What is asked => Reproduce the listing below without any change.

Extracted records:
++++

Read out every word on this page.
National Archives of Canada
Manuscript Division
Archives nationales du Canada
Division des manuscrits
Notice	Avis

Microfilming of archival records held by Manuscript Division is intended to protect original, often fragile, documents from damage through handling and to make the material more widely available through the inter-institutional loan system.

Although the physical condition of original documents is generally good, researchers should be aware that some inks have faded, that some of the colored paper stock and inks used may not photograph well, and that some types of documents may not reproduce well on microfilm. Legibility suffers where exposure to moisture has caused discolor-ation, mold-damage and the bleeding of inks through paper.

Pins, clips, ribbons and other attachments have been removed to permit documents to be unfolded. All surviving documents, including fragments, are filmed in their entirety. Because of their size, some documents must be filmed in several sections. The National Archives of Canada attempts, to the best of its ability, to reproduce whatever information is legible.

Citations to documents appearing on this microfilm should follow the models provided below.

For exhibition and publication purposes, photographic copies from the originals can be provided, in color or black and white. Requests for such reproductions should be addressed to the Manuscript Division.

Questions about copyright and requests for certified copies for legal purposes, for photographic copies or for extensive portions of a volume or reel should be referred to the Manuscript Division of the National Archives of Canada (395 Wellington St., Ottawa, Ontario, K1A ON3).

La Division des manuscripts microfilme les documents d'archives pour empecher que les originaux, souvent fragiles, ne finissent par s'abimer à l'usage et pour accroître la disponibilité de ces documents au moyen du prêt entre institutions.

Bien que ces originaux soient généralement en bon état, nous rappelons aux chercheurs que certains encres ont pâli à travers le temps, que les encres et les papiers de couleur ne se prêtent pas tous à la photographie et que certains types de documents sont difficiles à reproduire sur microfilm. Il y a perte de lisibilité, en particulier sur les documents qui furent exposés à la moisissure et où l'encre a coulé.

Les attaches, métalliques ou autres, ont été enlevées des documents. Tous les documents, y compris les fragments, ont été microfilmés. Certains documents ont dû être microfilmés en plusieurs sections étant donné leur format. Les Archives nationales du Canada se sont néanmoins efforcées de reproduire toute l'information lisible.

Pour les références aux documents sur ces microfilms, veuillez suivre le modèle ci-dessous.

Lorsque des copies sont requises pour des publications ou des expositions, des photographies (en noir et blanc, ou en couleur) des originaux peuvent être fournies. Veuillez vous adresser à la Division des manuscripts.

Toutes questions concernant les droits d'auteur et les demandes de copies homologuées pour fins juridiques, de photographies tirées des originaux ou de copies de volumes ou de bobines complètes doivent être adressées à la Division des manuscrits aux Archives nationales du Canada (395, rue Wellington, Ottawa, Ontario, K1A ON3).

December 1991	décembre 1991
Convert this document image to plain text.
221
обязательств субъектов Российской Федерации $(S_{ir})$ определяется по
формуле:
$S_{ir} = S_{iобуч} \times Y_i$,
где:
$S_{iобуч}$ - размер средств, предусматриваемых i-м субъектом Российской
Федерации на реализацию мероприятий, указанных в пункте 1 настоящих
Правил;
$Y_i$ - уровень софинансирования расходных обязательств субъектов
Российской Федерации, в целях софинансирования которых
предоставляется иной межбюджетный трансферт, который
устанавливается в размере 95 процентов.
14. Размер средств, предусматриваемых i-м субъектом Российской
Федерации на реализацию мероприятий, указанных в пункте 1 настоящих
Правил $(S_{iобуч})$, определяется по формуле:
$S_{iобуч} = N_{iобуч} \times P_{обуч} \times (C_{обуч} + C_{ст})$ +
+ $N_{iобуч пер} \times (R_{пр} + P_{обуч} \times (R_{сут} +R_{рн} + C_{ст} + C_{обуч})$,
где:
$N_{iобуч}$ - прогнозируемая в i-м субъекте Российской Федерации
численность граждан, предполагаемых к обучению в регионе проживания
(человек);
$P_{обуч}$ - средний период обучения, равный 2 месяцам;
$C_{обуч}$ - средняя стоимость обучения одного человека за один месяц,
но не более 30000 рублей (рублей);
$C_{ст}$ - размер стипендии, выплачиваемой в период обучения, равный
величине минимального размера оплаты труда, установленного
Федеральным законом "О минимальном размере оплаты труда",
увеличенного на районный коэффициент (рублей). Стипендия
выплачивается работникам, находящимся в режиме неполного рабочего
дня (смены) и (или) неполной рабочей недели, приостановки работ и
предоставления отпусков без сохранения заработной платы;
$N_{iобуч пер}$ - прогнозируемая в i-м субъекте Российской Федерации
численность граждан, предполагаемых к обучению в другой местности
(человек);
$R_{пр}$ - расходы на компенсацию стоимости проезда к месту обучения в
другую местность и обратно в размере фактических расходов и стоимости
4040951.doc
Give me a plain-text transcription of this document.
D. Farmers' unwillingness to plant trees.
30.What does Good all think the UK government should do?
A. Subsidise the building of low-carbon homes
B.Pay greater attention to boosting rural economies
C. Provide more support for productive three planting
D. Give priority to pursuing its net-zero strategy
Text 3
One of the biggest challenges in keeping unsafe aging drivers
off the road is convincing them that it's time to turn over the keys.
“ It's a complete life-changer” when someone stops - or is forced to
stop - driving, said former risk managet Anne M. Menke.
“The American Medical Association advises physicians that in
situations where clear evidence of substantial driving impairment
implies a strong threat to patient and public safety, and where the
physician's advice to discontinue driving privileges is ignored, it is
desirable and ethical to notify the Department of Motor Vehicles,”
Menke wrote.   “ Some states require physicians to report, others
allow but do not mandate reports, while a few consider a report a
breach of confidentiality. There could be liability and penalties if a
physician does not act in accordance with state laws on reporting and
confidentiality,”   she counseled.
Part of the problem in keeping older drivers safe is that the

++++

Response to the exercise =>
Read out every word on this page.
National Archives of Canada
Manuscript Division
Archives nationales du Canada
Division des manuscrits
Notice	Avis

Microfilming of archival records held by Manuscript Division is intended to protect original, often fragile, documents from damage through handling and to make the material more widely available through the inter-institutional loan system.

Although the physical condition of original documents is generally good, researchers should be aware that some inks have faded, that some of the colored paper stock and inks used may not photograph well, and that some types of documents may not reproduce well on microfilm. Legibility suffers where exposure to moisture has caused discolor-ation, mold-damage and the bleeding of inks through paper.

Pins, clips, ribbons and other attachments have been removed to permit documents to be unfolded. All surviving documents, including fragments, are filmed in their entirety. Because of their size, some documents must be filmed in several sections. The National Archives of Canada attempts, to the best of its ability, to reproduce whatever information is legible.

Citations to documents appearing on this microfilm should follow the models provided below.

For exhibition and publication purposes, photographic copies from the originals can be provided, in color or black and white. Requests for such reproductions should be addressed to the Manuscript Division.

Questions about copyright and requests for certified copies for legal purposes, for photographic copies or for extensive portions of a volume or reel should be referred to the Manuscript Division of the National Archives of Canada (395 Wellington St., Ottawa, Ontario, K1A ON3).

La Division des manuscripts microfilme les documents d'archives pour empecher que les originaux, souvent fragiles, ne finissent par s'abimer à l'usage et pour accroître la disponibilité de ces documents au moyen du prêt entre institutions.

Bien que ces originaux soient généralement en bon état, nous rappelons aux chercheurs que certains encres ont pâli à travers le temps, que les encres et les papiers de couleur ne se prêtent pas tous à la photographie et que certains types de documents sont difficiles à reproduire sur microfilm. Il y a perte de lisibilité, en particulier sur les documents qui furent exposés à la moisissure et où l'encre a coulé.

Les attaches, métalliques ou autres, ont été enlevées des documents. Tous les documents, y compris les fragments, ont été microfilmés. Certains documents ont dû être microfilmés en plusieurs sections étant donné leur format. Les Archives nationales du Canada se sont néanmoins efforcées de reproduire toute l'information lisible.

Pour les références aux documents sur ces microfilms, veuillez suivre le modèle ci-dessous.

Lorsque des copies sont requises pour des publications ou des expositions, des photographies (en noir et blanc, ou en couleur) des originaux peuvent être fournies. Veuillez vous adresser à la Division des manuscripts.

Toutes questions concernant les droits d'auteur et les demandes de copies homologuées pour fins juridiques, de photographies tirées des originaux ou de copies de volumes ou de bobines complètes doivent être adressées à la Division des manuscrits aux Archives nationales du Canada (395, rue Wellington, Ottawa, Ontario, K1A ON3).

December 1991	décembre 1991
Convert this document image to plain text.
221
обязательств субъектов Российской Федерации $(S_{ir})$ определяется по
формуле:
$S_{ir} = S_{iобуч} \times Y_i$,
где:
$S_{iобуч}$ - размер средств, предусматриваемых i-м субъектом Российской
Федерации на реализацию мероприятий, указанных в пункте 1 настоящих
Правил;
$Y_i$ - уровень софинансирования расходных обязательств субъектов
Российской Федерации, в целях софинансирования которых
предоставляется иной межбюджетный трансферт, который
устанавливается в размере 95 процентов.
14. Размер средств, предусматриваемых i-м субъектом Российской
Федерации на реализацию мероприятий, указанных в пункте 1 настоящих
Правил $(S_{iобуч})$, определяется по формуле:
$S_{iобуч} = N_{iобуч} \times P_{обуч} \times (C_{обуч} + C_{ст})$ +
+ $N_{iобуч пер} \times (R_{пр} + P_{обуч} \times (R_{сут} +R_{рн} + C_{ст} + C_{обуч})$,
где:
$N_{iобуч}$ - прогнозируемая в i-м субъекте Российской Федерации
численность граждан, предполагаемых к обучению в регионе проживания
(человек);
$P_{обуч}$ - средний период обучения, равный 2 месяцам;
$C_{обуч}$ - средняя стоимость обучения одного человека за один месяц,
но не более 30000 рублей (рублей);
$C_{ст}$ - размер стипендии, выплачиваемой в период обучения, равный
величине минимального размера оплаты труда, установленного
Федеральным законом "О минимальном размере оплаты труда",
увеличенного на районный коэффициент (рублей). Стипендия
выплачивается работникам, находящимся в режиме неполного рабочего
дня (смены) и (или) неполной рабочей недели, приостановки работ и
предоставления отпусков без сохранения заработной платы;
$N_{iобуч пер}$ - прогнозируемая в i-м субъекте Российской Федерации
численность граждан, предполагаемых к обучению в другой местности
(человек);
$R_{пр}$ - расходы на компенсацию стоимости проезда к месту обучения в
другую местность и обратно в размере фактических расходов и стоимости
4040951.doc
Give me a plain-text transcription of this document.
D. Farmers' unwillingness to plant trees.
30.What does Good all think the UK government should do?
A. Subsidise the building of low-carbon homes
B.Pay greater attention to boosting rural economies
C. Provide more support for productive three planting
D. Give priority to pursuing its net-zero strategy
Text 3
One of the biggest challenges in keeping unsafe aging drivers
off the road is convincing them that it's time to turn over the keys.
“ It's a complete life-changer” when someone stops - or is forced to
stop - driving, said former risk managet Anne M. Menke.
“The American Medical Association advises physicians that in
situations where clear evidence of substantial driving impairment
implies a strong threat to patient and public safety, and where the
physician's advice to discontinue driving privileges is ignored, it is
desirable and ethical to notify the Department of Motor Vehicles,”
Menke wrote.   “ Some states require physicians to report, others
allow but do not mandate reports, while a few consider a report a
breach of confidentiality. There could be liability and penalties if a
physician does not act in accordance with state laws on reporting and
confidentiality,”   she counseled.
Part of the problem in keeping older drivers safe is that the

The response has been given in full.